_TASK DESCRIPTION_. Pull out every line below that holds the word "this".

_EXERCISE MATERIALS_.
%%
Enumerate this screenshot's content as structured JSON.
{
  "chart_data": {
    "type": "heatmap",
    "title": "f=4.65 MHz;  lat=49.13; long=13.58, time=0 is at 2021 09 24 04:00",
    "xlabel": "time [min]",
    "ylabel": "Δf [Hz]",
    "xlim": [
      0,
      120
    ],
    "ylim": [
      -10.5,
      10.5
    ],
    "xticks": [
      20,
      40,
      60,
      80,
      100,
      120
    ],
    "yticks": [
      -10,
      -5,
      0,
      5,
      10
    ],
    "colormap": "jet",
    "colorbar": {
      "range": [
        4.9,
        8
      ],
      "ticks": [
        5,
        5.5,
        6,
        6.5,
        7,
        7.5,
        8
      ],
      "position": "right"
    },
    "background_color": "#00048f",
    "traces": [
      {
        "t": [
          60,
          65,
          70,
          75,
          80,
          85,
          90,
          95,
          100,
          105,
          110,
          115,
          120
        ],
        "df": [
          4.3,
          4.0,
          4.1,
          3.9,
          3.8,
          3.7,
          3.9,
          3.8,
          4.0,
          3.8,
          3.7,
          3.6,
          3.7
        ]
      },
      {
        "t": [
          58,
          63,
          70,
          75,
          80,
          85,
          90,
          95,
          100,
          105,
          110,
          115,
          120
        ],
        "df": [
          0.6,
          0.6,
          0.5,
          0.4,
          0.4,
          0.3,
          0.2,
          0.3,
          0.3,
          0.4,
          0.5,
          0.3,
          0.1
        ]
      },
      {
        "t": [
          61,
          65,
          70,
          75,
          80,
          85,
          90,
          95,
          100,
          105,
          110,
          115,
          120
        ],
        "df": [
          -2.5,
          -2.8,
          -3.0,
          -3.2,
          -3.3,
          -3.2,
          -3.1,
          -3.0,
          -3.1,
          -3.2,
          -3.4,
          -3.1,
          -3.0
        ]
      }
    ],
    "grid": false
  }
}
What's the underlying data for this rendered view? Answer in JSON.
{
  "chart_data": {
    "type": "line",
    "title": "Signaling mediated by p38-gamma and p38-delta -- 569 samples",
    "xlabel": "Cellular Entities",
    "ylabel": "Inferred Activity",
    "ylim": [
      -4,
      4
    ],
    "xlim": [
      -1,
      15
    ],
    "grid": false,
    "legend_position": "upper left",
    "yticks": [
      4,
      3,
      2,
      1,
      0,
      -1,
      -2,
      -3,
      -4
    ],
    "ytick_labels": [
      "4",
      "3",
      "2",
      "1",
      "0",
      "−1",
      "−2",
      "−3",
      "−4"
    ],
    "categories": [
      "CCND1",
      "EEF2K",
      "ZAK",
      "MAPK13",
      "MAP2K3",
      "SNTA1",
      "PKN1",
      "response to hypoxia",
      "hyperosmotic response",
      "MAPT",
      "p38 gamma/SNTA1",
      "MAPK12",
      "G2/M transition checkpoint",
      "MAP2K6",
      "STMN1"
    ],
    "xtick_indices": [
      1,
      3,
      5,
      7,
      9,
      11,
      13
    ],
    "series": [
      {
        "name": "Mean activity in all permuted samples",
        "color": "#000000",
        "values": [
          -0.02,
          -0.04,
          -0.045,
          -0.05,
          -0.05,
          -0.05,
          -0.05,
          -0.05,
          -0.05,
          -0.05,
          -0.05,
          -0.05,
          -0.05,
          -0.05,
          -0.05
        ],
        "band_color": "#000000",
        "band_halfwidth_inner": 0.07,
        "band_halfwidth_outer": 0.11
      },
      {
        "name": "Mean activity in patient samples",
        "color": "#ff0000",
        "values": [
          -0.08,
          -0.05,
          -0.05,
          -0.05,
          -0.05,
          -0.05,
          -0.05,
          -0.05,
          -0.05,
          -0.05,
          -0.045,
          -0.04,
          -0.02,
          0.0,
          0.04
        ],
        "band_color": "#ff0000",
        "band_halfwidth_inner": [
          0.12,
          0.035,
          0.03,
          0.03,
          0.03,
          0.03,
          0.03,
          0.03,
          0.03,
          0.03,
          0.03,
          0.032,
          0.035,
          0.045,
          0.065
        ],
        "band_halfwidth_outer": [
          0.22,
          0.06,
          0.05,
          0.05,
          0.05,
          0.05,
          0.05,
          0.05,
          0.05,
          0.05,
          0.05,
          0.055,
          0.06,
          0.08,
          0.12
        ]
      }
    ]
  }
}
%%
_ANSWER BELOW_.
Enumerate this screenshot's content as structured JSON.
What's the underlying data for this rendered view? Answer in JSON.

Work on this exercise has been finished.